====== Records provided ======

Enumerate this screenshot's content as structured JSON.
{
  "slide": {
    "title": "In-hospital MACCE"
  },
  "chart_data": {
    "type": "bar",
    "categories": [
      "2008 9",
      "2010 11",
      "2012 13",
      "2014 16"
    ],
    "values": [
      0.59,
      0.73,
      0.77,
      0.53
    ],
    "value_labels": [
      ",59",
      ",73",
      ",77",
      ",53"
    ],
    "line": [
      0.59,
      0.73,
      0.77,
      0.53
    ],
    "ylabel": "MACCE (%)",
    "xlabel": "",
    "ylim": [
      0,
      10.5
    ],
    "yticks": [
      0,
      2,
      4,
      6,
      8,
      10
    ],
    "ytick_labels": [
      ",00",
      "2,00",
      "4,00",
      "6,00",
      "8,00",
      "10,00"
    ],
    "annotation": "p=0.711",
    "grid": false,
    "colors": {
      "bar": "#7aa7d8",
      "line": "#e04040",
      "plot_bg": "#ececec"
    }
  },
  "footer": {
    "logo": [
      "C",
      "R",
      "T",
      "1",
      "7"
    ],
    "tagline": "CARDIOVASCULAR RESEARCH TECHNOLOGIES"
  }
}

======

◆ **Job**: State the count of lines above containing the string "MACCE", and add nothing to it.

◆ **Solution to this exercise**: 2